[EXERCISE OBJECTIVE] Collect each line of the records containing the string "Normal".

[EXTRACTED RECORDS]
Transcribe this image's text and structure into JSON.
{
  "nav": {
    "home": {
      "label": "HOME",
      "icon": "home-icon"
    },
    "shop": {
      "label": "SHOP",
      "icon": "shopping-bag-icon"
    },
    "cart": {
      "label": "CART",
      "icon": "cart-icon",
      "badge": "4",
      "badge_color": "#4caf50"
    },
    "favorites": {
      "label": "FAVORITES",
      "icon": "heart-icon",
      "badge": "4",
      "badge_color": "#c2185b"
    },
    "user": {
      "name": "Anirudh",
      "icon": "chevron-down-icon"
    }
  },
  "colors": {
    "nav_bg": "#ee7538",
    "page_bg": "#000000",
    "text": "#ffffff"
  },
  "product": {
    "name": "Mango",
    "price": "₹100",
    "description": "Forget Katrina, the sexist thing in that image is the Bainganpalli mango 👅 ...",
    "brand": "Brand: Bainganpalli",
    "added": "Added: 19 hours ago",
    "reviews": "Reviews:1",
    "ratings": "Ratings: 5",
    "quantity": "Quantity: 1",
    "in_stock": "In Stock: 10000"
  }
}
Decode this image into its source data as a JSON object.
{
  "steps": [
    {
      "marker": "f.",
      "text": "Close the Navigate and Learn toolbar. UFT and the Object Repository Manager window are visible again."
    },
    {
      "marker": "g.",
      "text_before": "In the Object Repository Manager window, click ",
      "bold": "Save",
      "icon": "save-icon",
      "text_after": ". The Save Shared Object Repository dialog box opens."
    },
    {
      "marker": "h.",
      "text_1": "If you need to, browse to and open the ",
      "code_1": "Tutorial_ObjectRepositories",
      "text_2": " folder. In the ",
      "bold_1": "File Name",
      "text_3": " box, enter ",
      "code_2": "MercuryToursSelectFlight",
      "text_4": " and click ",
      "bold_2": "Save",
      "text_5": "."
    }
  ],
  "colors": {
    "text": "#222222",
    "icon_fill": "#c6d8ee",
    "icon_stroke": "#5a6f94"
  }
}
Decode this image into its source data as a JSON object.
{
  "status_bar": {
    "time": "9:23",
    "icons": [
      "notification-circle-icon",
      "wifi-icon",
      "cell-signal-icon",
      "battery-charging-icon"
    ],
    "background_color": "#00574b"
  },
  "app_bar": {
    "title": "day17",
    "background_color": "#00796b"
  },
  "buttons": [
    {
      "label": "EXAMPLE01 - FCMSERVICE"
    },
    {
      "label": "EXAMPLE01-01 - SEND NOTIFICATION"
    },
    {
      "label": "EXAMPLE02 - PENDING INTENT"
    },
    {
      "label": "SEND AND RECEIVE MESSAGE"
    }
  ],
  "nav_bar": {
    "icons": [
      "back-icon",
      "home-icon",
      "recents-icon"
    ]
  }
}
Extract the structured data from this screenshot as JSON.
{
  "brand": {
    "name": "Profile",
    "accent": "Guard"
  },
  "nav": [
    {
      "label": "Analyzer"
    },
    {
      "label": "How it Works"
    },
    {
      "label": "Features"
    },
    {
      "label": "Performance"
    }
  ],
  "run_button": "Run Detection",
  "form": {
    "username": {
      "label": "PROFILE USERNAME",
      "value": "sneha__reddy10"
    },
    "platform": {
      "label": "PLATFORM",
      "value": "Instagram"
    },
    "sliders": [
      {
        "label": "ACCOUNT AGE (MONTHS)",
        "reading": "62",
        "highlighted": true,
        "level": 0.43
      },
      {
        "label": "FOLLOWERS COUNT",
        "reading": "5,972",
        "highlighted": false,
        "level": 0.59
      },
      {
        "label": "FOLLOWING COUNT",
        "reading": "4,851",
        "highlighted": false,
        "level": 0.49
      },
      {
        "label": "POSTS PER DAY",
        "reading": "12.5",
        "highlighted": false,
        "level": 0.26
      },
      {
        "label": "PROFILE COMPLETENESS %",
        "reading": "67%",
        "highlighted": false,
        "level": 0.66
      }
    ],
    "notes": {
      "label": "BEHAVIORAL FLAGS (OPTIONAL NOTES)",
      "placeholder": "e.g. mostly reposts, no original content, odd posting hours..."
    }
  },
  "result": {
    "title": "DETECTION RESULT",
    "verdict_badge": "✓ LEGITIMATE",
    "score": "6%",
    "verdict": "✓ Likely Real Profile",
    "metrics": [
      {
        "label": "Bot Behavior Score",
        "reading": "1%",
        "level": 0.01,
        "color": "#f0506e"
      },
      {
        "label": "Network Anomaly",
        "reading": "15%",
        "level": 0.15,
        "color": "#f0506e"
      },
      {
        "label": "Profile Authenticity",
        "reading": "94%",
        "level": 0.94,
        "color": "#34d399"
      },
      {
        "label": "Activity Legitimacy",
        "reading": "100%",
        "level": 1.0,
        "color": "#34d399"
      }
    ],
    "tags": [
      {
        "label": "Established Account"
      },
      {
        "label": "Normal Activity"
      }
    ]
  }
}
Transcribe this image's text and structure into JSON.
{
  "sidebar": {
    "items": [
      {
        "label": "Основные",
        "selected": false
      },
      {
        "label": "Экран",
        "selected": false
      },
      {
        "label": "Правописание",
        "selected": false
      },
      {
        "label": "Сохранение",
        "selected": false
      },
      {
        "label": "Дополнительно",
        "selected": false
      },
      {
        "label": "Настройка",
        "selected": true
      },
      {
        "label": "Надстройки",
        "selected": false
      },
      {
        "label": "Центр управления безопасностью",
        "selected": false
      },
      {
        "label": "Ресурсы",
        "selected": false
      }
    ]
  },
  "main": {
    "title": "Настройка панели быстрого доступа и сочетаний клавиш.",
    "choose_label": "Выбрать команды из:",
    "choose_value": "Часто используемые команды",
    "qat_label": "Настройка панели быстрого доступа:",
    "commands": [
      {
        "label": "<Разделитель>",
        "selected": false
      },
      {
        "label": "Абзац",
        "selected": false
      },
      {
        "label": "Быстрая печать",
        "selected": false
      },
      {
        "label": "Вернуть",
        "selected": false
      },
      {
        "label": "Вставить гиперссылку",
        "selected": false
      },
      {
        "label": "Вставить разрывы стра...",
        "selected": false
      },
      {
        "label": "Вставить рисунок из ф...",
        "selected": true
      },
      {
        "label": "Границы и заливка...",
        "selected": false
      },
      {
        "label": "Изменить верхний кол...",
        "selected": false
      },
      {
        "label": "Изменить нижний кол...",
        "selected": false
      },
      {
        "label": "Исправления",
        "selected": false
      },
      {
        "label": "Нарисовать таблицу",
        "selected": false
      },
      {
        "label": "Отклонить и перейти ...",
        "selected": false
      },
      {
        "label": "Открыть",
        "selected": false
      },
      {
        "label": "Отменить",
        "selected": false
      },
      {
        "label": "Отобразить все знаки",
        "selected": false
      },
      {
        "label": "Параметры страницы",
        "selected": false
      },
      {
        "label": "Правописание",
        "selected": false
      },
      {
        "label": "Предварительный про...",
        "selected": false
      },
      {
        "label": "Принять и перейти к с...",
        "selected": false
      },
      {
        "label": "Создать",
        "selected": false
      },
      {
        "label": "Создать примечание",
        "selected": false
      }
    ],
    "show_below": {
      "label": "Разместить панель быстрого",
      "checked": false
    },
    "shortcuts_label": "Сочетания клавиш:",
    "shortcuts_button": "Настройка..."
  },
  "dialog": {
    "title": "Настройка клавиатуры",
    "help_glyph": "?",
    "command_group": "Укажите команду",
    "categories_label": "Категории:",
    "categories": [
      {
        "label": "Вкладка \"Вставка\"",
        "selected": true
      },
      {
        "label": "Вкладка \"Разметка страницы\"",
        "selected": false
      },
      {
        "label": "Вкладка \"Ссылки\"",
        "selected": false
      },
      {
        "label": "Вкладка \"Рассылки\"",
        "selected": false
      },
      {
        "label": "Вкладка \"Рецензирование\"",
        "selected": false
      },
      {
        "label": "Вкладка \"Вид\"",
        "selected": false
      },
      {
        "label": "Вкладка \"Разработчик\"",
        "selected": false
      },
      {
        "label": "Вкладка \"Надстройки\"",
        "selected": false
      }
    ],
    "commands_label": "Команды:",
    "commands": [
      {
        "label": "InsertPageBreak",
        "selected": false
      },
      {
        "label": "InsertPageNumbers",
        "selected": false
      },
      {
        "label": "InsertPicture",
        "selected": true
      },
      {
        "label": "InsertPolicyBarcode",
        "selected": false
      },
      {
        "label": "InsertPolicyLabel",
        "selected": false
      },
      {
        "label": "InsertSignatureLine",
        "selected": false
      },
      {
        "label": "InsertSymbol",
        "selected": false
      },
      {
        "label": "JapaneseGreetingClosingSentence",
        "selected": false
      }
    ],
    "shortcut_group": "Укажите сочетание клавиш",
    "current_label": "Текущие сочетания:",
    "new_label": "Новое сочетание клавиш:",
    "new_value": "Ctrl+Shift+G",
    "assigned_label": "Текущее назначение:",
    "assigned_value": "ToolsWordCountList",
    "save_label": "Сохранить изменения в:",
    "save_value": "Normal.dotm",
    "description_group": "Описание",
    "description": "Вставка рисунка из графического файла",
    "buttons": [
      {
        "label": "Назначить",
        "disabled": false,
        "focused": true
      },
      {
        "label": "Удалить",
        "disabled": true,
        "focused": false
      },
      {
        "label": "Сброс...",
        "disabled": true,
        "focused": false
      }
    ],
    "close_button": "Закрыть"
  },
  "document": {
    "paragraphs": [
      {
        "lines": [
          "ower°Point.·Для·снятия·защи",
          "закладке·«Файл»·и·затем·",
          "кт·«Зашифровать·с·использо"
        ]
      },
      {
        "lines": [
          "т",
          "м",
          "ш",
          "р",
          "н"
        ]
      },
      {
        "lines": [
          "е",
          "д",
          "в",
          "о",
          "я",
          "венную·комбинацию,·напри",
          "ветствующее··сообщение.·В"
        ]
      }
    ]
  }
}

[RESULT]
        "label": "Normal Activity"
    "save_value": "Normal.dotm",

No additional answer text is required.